Records that describe figures
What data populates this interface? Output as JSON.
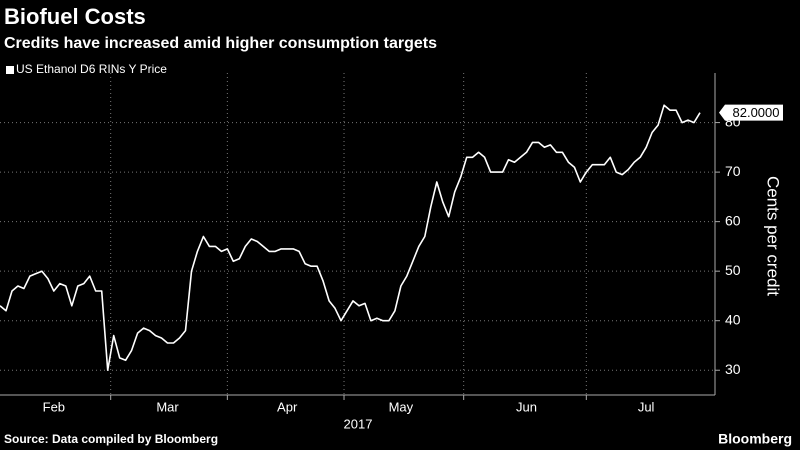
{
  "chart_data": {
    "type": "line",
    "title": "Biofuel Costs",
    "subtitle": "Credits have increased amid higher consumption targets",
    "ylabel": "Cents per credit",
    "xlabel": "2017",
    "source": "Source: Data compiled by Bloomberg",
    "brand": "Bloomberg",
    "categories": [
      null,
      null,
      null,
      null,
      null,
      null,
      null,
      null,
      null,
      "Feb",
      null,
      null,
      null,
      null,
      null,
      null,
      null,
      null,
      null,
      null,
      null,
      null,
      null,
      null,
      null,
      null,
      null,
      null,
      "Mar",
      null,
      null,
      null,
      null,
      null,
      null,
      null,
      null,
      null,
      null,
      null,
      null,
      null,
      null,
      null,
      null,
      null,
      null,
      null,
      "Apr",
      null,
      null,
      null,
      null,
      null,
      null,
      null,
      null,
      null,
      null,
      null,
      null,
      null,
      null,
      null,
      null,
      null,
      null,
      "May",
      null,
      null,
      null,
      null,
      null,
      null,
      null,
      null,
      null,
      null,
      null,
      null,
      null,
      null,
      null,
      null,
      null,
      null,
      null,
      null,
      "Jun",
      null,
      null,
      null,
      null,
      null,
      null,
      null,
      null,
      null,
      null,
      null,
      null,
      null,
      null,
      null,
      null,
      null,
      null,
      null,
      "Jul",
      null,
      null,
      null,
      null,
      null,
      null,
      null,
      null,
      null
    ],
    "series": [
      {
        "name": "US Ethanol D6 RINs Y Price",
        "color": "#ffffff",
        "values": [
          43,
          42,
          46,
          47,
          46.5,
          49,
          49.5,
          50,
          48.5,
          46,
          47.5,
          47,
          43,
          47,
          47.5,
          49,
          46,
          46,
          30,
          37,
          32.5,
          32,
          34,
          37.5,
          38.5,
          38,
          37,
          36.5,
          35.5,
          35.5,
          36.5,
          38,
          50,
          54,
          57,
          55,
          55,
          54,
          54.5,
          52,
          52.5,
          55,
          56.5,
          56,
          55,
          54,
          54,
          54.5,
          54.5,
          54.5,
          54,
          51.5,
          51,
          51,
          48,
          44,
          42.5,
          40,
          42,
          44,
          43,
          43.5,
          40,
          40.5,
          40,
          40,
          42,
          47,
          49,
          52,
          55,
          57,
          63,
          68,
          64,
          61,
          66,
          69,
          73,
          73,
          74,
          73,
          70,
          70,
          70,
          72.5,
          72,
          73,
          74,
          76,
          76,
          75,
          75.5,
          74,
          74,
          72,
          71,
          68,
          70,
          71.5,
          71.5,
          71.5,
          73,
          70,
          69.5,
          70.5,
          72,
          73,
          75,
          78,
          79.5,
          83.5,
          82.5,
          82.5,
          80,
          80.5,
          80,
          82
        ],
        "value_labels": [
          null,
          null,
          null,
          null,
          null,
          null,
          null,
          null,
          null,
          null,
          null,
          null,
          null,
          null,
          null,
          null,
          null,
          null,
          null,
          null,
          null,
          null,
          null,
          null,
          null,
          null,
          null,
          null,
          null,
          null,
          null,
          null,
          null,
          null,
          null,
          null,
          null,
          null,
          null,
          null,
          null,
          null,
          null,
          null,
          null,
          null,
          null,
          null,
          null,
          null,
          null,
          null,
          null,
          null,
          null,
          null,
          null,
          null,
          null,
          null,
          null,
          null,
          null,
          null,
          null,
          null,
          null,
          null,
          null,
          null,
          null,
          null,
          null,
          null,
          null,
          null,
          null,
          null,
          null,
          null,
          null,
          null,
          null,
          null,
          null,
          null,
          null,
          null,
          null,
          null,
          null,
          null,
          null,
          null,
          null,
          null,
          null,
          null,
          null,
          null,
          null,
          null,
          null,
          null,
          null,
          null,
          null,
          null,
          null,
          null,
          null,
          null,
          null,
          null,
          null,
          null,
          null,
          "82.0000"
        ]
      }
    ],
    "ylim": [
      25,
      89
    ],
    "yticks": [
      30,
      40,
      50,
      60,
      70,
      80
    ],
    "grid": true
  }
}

* [What this task involves]
Retype everything in the material word for word, minus pictures.

* [Finished answer]
What data populates this interface? Output as JSON.
{
  "chart_data": {
    "type": "line",
    "title": "Biofuel Costs",
    "subtitle": "Credits have increased amid higher consumption targets",
    "ylabel": "Cents per credit",
    "xlabel": "2017",
    "source": "Source: Data compiled by Bloomberg",
    "brand": "Bloomberg",
    "categories": [
      null,
      null,
      null,
      null,
      null,
      null,
      null,
      null,
      null,
      "Feb",
      null,
      null,
      null,
      null,
      null,
      null,
      null,
      null,
      null,
      null,
      null,
      null,
      null,
      null,
      null,
      null,
      null,
      null,
      "Mar",
      null,
      null,
      null,
      null,
      null,
      null,
      null,
      null,
      null,
      null,
      null,
      null,
      null,
      null,
      null,
      null,
      null,
      null,
      null,
      "Apr",
      null,
      null,
      null,
      null,
      null,
      null,
      null,
      null,
      null,
      null,
      null,
      null,
      null,
      null,
      null,
      null,
      null,
      null,
      "May",
      null,
      null,
      null,
      null,
      null,
      null,
      null,
      null,
      null,
      null,
      null,
      null,
      null,
      null,
      null,
      null,
      null,
      null,
      null,
      null,
      "Jun",
      null,
      null,
      null,
      null,
      null,
      null,
      null,
      null,
      null,
      null,
      null,
      null,
      null,
      null,
      null,
      null,
      null,
      null,
      null,
      "Jul",
      null,
      null,
      null,
      null,
      null,
      null,
      null,
      null,
      null
    ],
    "series": [
      {
        "name": "US Ethanol D6 RINs Y Price",
        "color": "#ffffff",
        "values": [
          43,
          42,
          46,
          47,
          46.5,
          49,
          49.5,
          50,
          48.5,
          46,
          47.5,
          47,
          43,
          47,
          47.5,
          49,
          46,
          46,
          30,
          37,
          32.5,
          32,
          34,
          37.5,
          38.5,
          38,
          37,
          36.5,
          35.5,
          35.5,
          36.5,
          38,
          50,
          54,
          57,
          55,
          55,
          54,
          54.5,
          52,
          52.5,
          55,
          56.5,
          56,
          55,
          54,
          54,
          54.5,
          54.5,
          54.5,
          54,
          51.5,
          51,
          51,
          48,
          44,
          42.5,
          40,
          42,
          44,
          43,
          43.5,
          40,
          40.5,
          40,
          40,
          42,
          47,
          49,
          52,
          55,
          57,
          63,
          68,
          64,
          61,
          66,
          69,
          73,
          73,
          74,
          73,
          70,
          70,
          70,
          72.5,
          72,
          73,
          74,
          76,
          76,
          75,
          75.5,
          74,
          74,
          72,
          71,
          68,
          70,
          71.5,
          71.5,
          71.5,
          73,
          70,
          69.5,
          70.5,
          72,
          73,
          75,
          78,
          79.5,
          83.5,
          82.5,
          82.5,
          80,
          80.5,
          80,
          82
        ],
        "value_labels": [
          null,
          null,
          null,
          null,
          null,
          null,
          null,
          null,
          null,
          null,
          null,
          null,
          null,
          null,
          null,
          null,
          null,
          null,
          null,
          null,
          null,
          null,
          null,
          null,
          null,
          null,
          null,
          null,
          null,
          null,
          null,
          null,
          null,
          null,
          null,
          null,
          null,
          null,
          null,
          null,
          null,
          null,
          null,
          null,
          null,
          null,
          null,
          null,
          null,
          null,
          null,
          null,
          null,
          null,
          null,
          null,
          null,
          null,
          null,
          null,
          null,
          null,
          null,
          null,
          null,
          null,
          null,
          null,
          null,
          null,
          null,
          null,
          null,
          null,
          null,
          null,
          null,
          null,
          null,
          null,
          null,
          null,
          null,
          null,
          null,
          null,
          null,
          null,
          null,
          null,
          null,
          null,
          null,
          null,
          null,
          null,
          null,
          null,
          null,
          null,
          null,
          null,
          null,
          null,
          null,
          null,
          null,
          null,
          null,
          null,
          null,
          null,
          null,
          null,
          null,
          null,
          null,
          "82.0000"
        ]
      }
    ],
    "ylim": [
      25,
      89
    ],
    "yticks": [
      30,
      40,
      50,
      60,
      70,
      80
    ],
    "grid": true
  }
}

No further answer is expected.